TO DO =
The records below are to be copied word for word, with every picture left out.
+--
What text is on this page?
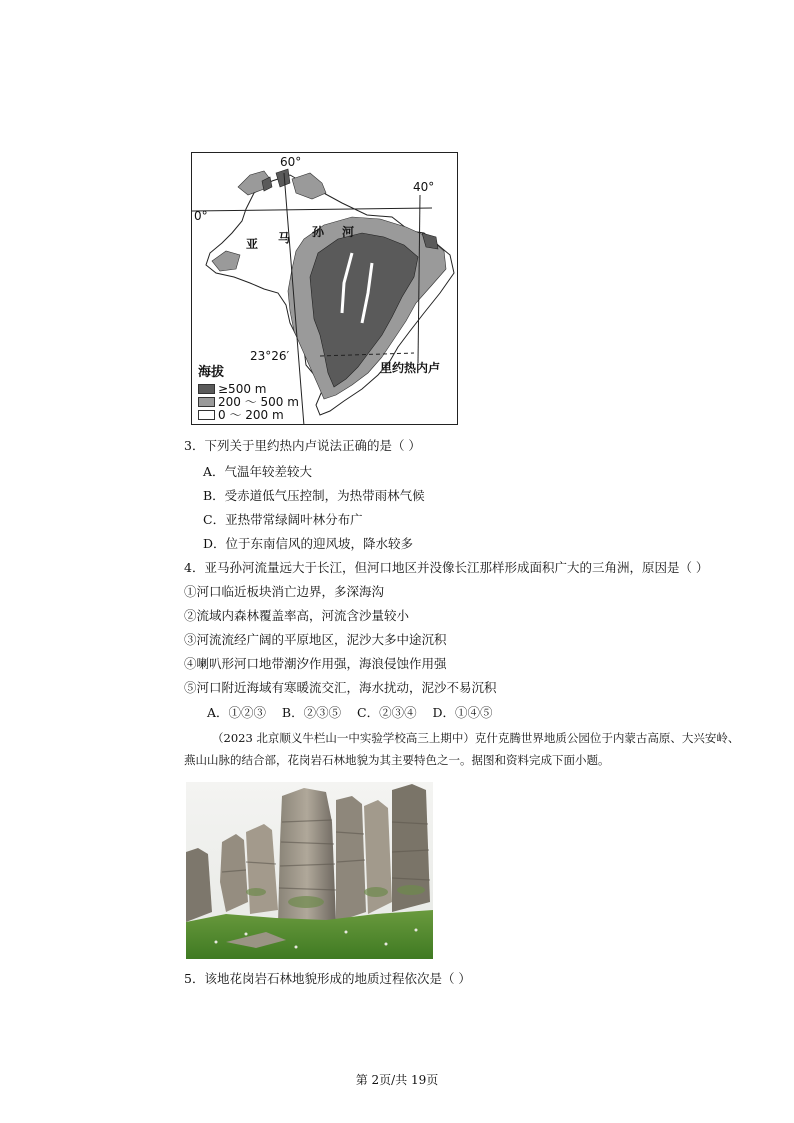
60°
40°
0°
23°26′
亚 马 孙 河
里约热内卢
海拔
≥500 m
200 ～ 500 m
0 ～ 200 m
3．下列关于里约热内卢说法正确的是（ ）
A．气温年较差较大
B．受赤道低气压控制，为热带雨林气候
C．亚热带常绿阔叶林分布广
D．位于东南信风的迎风坡，降水较多
4．亚马孙河流量远大于长江，但河口地区并没像长江那样形成面积广大的三角洲，原因是（ ）
①河口临近板块消亡边界，多深海沟
②流域内森林覆盖率高，河流含沙量较小
③河流流经广阔的平原地区，泥沙大多中途沉积
④喇叭形河口地带潮汐作用强，海浪侵蚀作用强
⑤河口附近海域有寒暖流交汇，海水扰动，泥沙不易沉积
A．①②③    B．②③⑤    C．②③④    D．①④⑤
（2023 北京顺义牛栏山一中实验学校高三上期中）克什克腾世界地质公园位于内蒙古高原、大兴安岭、
燕山山脉的结合部，花岗岩石林地貌为其主要特色之一。据图和资料完成下面小题。
5．该地花岗岩石林地貌形成的地质过程依次是（ ）
第 2页/共 19页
+--
WRITTEN RESPONSE =
What text is on this page?
60°
40°
0°
23°26′
亚 马 孙 河
里约热内卢
海拔
≥500 m
200 ～ 500 m
0 ～ 200 m
3．下列关于里约热内卢说法正确的是（ ）
A．气温年较差较大
B．受赤道低气压控制，为热带雨林气候
C．亚热带常绿阔叶林分布广
D．位于东南信风的迎风坡，降水较多
4．亚马孙河流量远大于长江，但河口地区并没像长江那样形成面积广大的三角洲，原因是（ ）
①河口临近板块消亡边界，多深海沟
②流域内森林覆盖率高，河流含沙量较小
③河流流经广阔的平原地区，泥沙大多中途沉积
④喇叭形河口地带潮汐作用强，海浪侵蚀作用强
⑤河口附近海域有寒暖流交汇，海水扰动，泥沙不易沉积
A．①②③    B．②③⑤    C．②③④    D．①④⑤
（2023 北京顺义牛栏山一中实验学校高三上期中）克什克腾世界地质公园位于内蒙古高原、大兴安岭、
燕山山脉的结合部，花岗岩石林地貌为其主要特色之一。据图和资料完成下面小题。
5．该地花岗岩石林地貌形成的地质过程依次是（ ）
第 2页/共 19页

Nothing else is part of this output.